__WHAT YOU WILL DO__
Check every line in the records below for the word "price" and report how many have it, nothing more.

## Begin RECORDS SHOWN

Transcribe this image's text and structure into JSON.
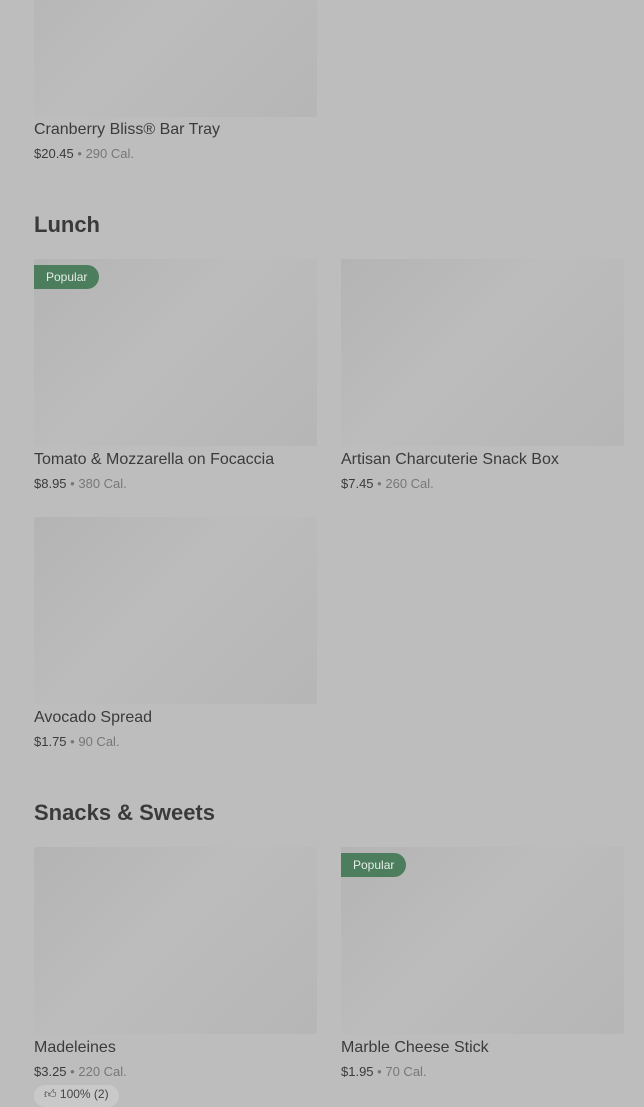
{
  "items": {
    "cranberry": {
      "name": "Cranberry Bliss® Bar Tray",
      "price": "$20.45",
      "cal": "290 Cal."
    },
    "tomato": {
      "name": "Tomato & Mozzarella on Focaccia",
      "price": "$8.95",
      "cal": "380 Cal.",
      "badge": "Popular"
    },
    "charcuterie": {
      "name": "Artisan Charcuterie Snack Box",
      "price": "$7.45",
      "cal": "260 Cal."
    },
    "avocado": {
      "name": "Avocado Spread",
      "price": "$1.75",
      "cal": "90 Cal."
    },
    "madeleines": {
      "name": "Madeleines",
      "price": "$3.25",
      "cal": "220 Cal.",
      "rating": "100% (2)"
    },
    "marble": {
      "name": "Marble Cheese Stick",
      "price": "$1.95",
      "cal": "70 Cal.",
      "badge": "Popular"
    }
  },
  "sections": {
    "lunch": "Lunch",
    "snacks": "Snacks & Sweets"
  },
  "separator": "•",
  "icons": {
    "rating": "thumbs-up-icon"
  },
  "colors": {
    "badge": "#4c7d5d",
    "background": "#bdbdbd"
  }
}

## End RECORDS SHOWN
## Begin RECORDS SHOWN

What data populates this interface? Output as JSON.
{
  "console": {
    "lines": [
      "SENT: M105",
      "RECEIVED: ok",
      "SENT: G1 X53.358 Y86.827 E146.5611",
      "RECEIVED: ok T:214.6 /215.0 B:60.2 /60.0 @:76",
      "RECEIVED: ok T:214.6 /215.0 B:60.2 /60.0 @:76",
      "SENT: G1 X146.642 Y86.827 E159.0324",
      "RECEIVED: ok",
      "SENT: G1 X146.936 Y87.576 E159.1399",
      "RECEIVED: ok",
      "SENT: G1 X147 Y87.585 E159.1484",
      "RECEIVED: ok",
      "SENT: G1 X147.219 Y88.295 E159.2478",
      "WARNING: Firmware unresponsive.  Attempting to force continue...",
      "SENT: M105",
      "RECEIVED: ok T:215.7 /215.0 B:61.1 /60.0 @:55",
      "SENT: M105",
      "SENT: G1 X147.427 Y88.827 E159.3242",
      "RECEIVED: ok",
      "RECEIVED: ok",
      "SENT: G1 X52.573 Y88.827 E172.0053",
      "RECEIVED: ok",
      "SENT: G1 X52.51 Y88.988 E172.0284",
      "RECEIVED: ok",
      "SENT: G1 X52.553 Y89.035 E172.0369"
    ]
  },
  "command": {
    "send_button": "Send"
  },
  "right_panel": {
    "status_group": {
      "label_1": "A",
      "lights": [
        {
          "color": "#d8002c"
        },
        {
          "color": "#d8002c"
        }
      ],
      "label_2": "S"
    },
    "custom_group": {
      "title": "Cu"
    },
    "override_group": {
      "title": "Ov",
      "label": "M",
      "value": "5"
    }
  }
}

## End RECORDS SHOWN

__SOLUTION__
6